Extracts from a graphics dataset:
— Start —
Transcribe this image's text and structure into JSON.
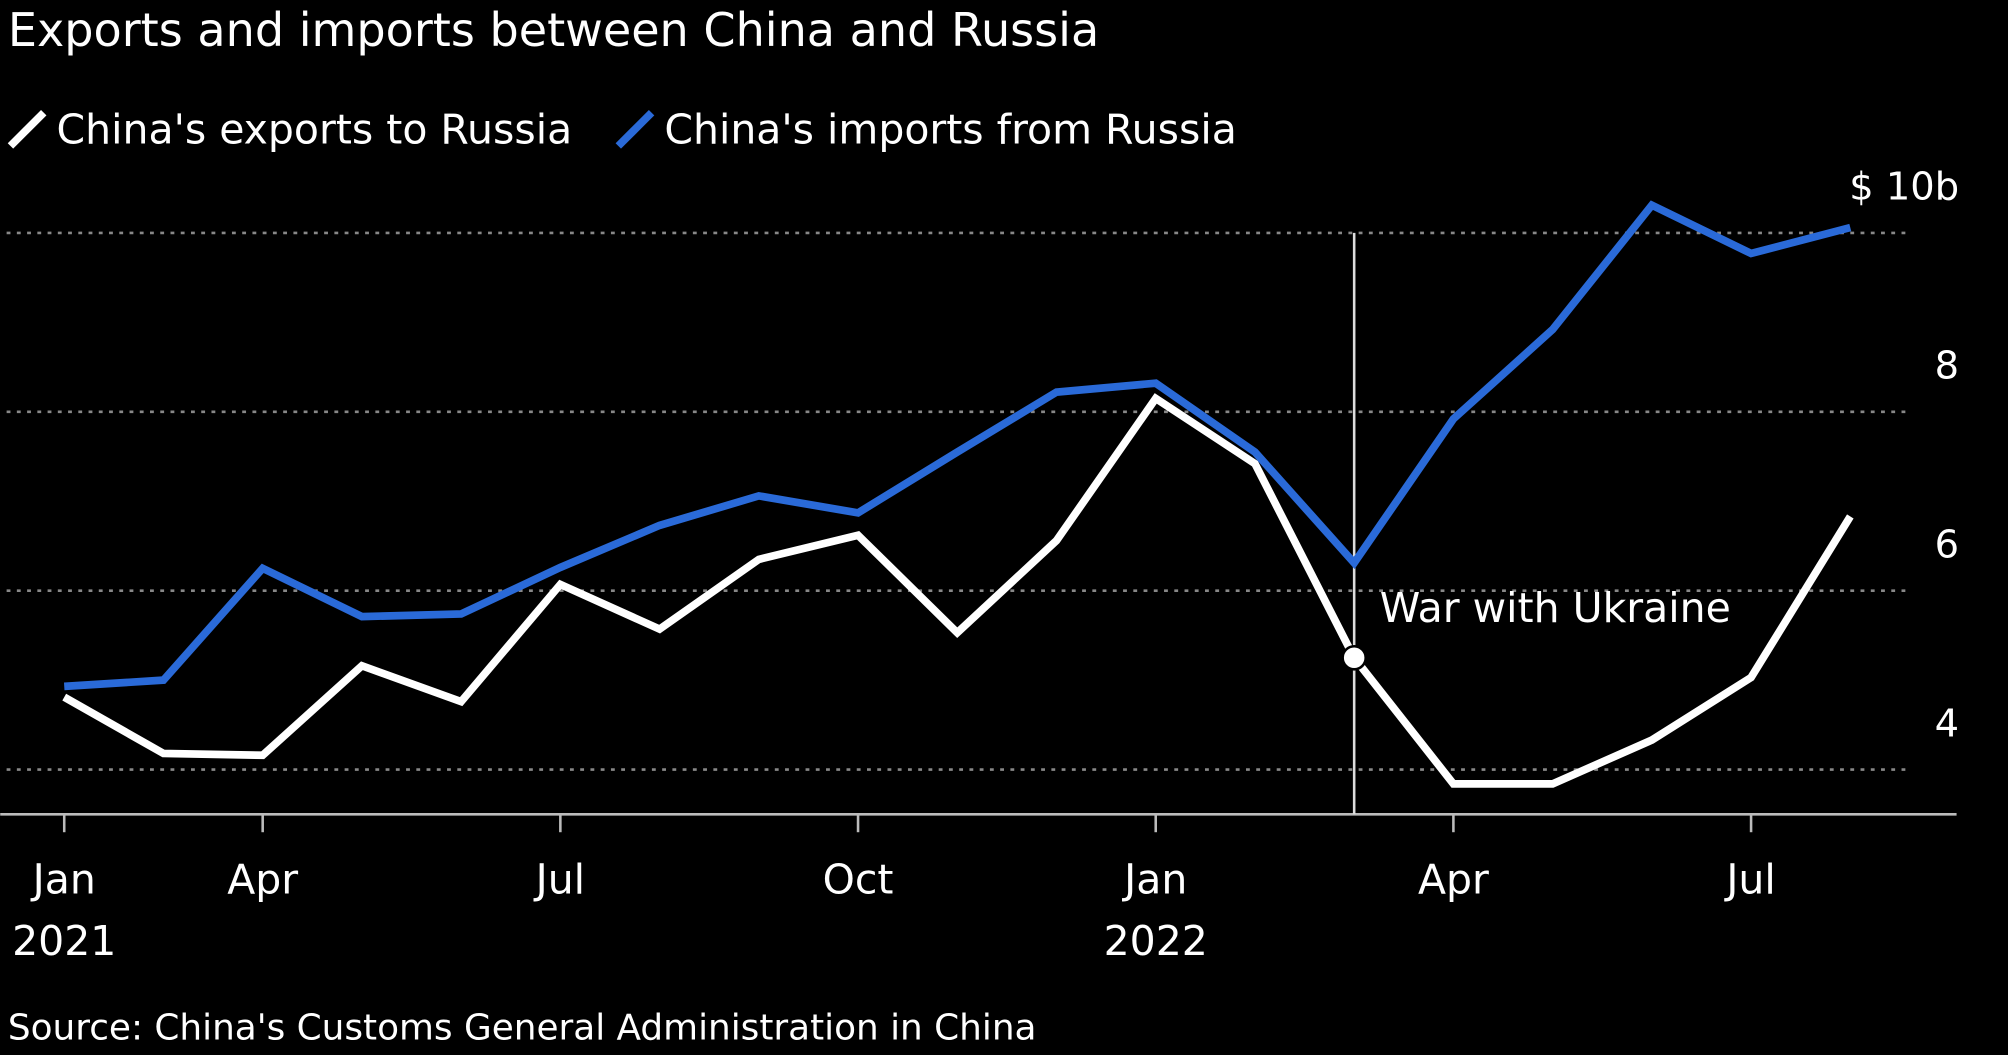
{
  "chart_data": {
    "type": "line",
    "title": "Exports and imports between China and Russia",
    "source": "Source: China's Customs General Administration in China",
    "x": [
      "2021-01",
      "2021-03",
      "2021-04",
      "2021-05",
      "2021-06",
      "2021-07",
      "2021-08",
      "2021-09",
      "2021-10",
      "2021-11",
      "2021-12",
      "2022-01",
      "2022-02",
      "2022-03",
      "2022-04",
      "2022-05",
      "2022-06",
      "2022-07",
      "2022-08"
    ],
    "series": [
      {
        "name": "China's exports to Russia",
        "color": "#ffffff",
        "values": [
          4.81,
          4.18,
          4.16,
          5.16,
          4.76,
          6.07,
          5.57,
          6.35,
          6.62,
          5.53,
          6.56,
          8.15,
          7.42,
          5.25,
          3.84,
          3.84,
          4.33,
          5.03,
          6.83
        ]
      },
      {
        "name": "China's imports from Russia",
        "color": "#2a6ad8",
        "values": [
          4.93,
          5.0,
          6.25,
          5.71,
          5.74,
          6.26,
          6.73,
          7.06,
          6.87,
          7.55,
          8.22,
          8.32,
          7.55,
          6.31,
          7.92,
          8.92,
          10.31,
          9.77,
          10.06
        ]
      }
    ],
    "ylim": [
      3.5,
      10.6
    ],
    "yticks": [
      4,
      6,
      8,
      {
        "value": 10,
        "label": "$ 10b"
      }
    ],
    "xticks": [
      {
        "value": "2021-01",
        "label": "Jan",
        "year": "2021"
      },
      {
        "value": "2021-04",
        "label": "Apr"
      },
      {
        "value": "2021-07",
        "label": "Jul"
      },
      {
        "value": "2021-10",
        "label": "Oct"
      },
      {
        "value": "2022-01",
        "label": "Jan",
        "year": "2022"
      },
      {
        "value": "2022-04",
        "label": "Apr"
      },
      {
        "value": "2022-07",
        "label": "Jul"
      }
    ],
    "grid": true,
    "annotation": {
      "x": "2022-03",
      "text": "War with Ukraine",
      "series": 0
    }
  }
}
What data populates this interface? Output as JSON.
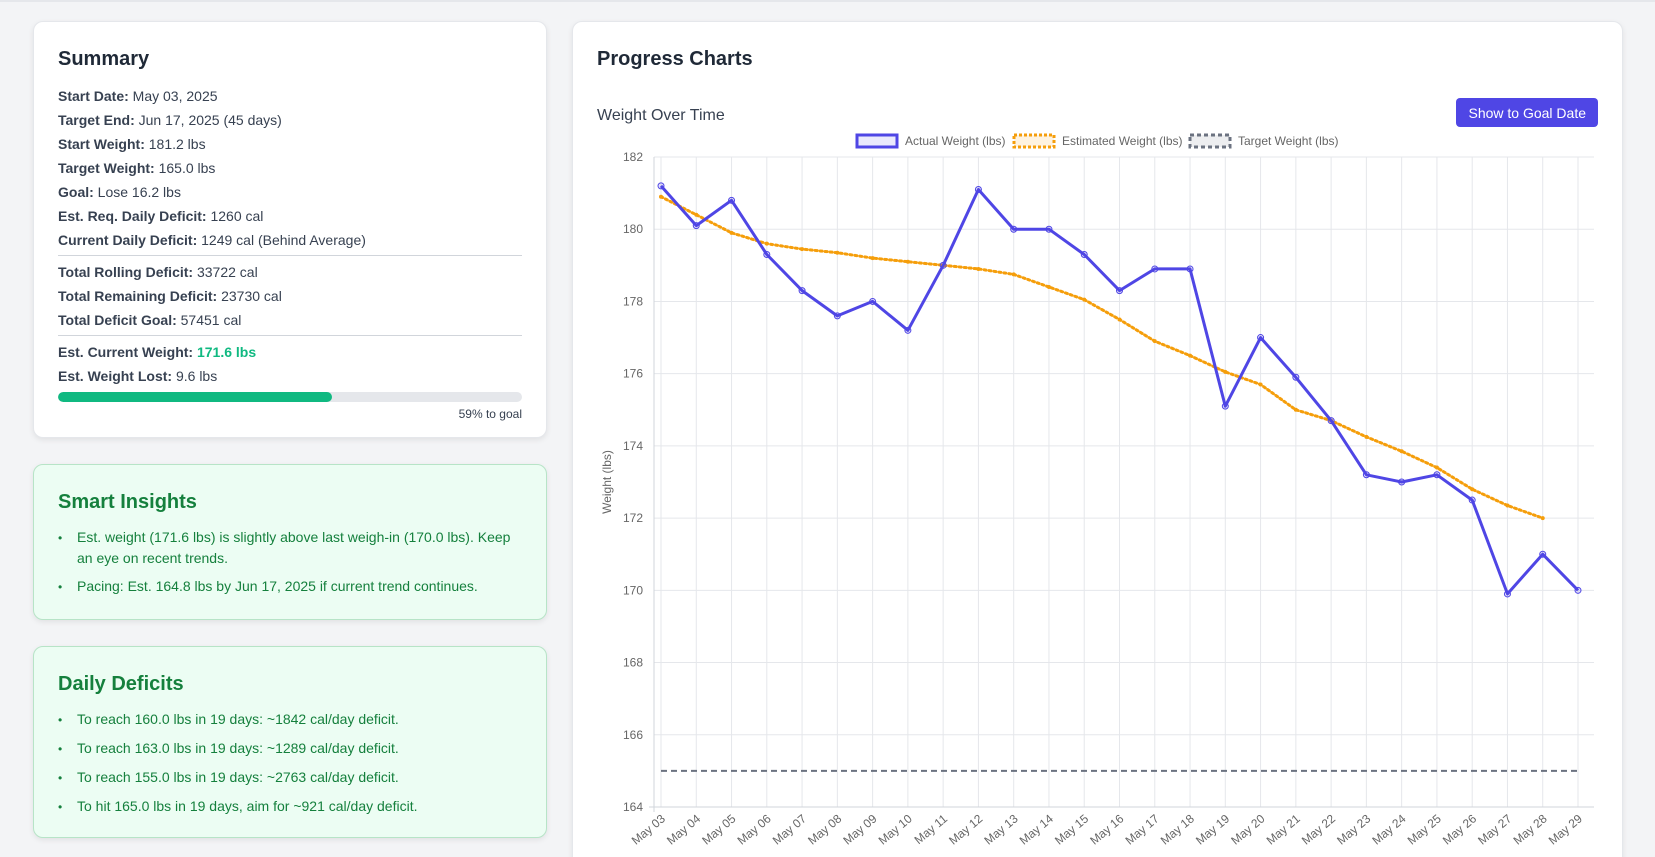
{
  "summary": {
    "title": "Summary",
    "rows_a": [
      {
        "label": "Start Date:",
        "value": "May 03, 2025"
      },
      {
        "label": "Target End:",
        "value": "Jun 17, 2025 (45 days)"
      },
      {
        "label": "Start Weight:",
        "value": "181.2 lbs"
      },
      {
        "label": "Target Weight:",
        "value": "165.0 lbs"
      },
      {
        "label": "Goal:",
        "value": "Lose 16.2 lbs"
      },
      {
        "label": "Est. Req. Daily Deficit:",
        "value": "1260 cal"
      },
      {
        "label": "Current Daily Deficit:",
        "value": "1249 cal (Behind Average)"
      }
    ],
    "rows_b": [
      {
        "label": "Total Rolling Deficit:",
        "value": "33722 cal"
      },
      {
        "label": "Total Remaining Deficit:",
        "value": "23730 cal"
      },
      {
        "label": "Total Deficit Goal:",
        "value": "57451 cal"
      }
    ],
    "rows_c": [
      {
        "label": "Est. Current Weight:",
        "value": "171.6 lbs"
      },
      {
        "label": "Est. Weight Lost:",
        "value": "9.6 lbs"
      }
    ],
    "progress_fraction": 0.59,
    "progress_text": "59% to goal",
    "progress_color": "#10b981"
  },
  "insights": {
    "title": "Smart Insights",
    "items": [
      "Est. weight (171.6 lbs) is slightly above last weigh-in (170.0 lbs). Keep an eye on recent trends.",
      "Pacing: Est. 164.8 lbs by Jun 17, 2025 if current trend continues."
    ]
  },
  "deficits": {
    "title": "Daily Deficits",
    "items": [
      "To reach 160.0 lbs in 19 days: ~1842 cal/day deficit.",
      "To reach 163.0 lbs in 19 days: ~1289 cal/day deficit.",
      "To reach 155.0 lbs in 19 days: ~2763 cal/day deficit.",
      "To hit 165.0 lbs in 19 days, aim for ~921 cal/day deficit."
    ]
  },
  "charts": {
    "title": "Progress Charts",
    "subtitle": "Weight Over Time",
    "goal_button": "Show to Goal Date"
  },
  "chart_data": {
    "type": "line",
    "title": "",
    "xlabel": "",
    "ylabel": "Weight (lbs)",
    "ylim": [
      164,
      182
    ],
    "yticks": [
      164,
      166,
      168,
      170,
      172,
      174,
      176,
      178,
      180,
      182
    ],
    "grid": true,
    "legend_position": "top-center",
    "categories": [
      "May 03",
      "May 04",
      "May 05",
      "May 06",
      "May 07",
      "May 08",
      "May 09",
      "May 10",
      "May 11",
      "May 12",
      "May 13",
      "May 14",
      "May 15",
      "May 16",
      "May 17",
      "May 18",
      "May 19",
      "May 20",
      "May 21",
      "May 22",
      "May 23",
      "May 24",
      "May 25",
      "May 26",
      "May 27",
      "May 28",
      "May 29"
    ],
    "series": [
      {
        "name": "Actual Weight (lbs)",
        "color": "#4f46e5",
        "style": "solid",
        "values": [
          181.2,
          180.1,
          180.8,
          179.3,
          178.3,
          177.6,
          178.0,
          177.2,
          179.0,
          181.1,
          180.0,
          180.0,
          179.3,
          178.3,
          178.9,
          178.9,
          175.1,
          177.0,
          175.9,
          174.7,
          173.2,
          173.0,
          173.2,
          172.5,
          169.9,
          171.0,
          170.0
        ]
      },
      {
        "name": "Estimated Weight (lbs)",
        "color": "#f59e0b",
        "style": "dotted",
        "values": [
          180.9,
          180.4,
          179.9,
          179.6,
          179.45,
          179.35,
          179.2,
          179.1,
          179.0,
          178.9,
          178.75,
          178.4,
          178.05,
          177.5,
          176.9,
          176.5,
          176.05,
          175.7,
          175.0,
          174.7,
          174.25,
          173.85,
          173.4,
          172.8,
          172.35,
          172.0,
          null
        ]
      },
      {
        "name": "Target Weight (lbs)",
        "color": "#6b7280",
        "style": "dashed",
        "values": [
          165,
          165,
          165,
          165,
          165,
          165,
          165,
          165,
          165,
          165,
          165,
          165,
          165,
          165,
          165,
          165,
          165,
          165,
          165,
          165,
          165,
          165,
          165,
          165,
          165,
          165,
          165
        ]
      }
    ]
  }
}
— End —
What you should do: Copy every line of the listing that contains the word "days".

Solution for this task:
        "value": "Jun 17, 2025 (45 days)"
      "To reach 160.0 lbs in 19 days: ~1842 cal/day deficit.",
      "To reach 163.0 lbs in 19 days: ~1289 cal/day deficit.",
      "To reach 155.0 lbs in 19 days: ~2763 cal/day deficit.",
      "To hit 165.0 lbs in 19 days, aim for ~921 cal/day deficit."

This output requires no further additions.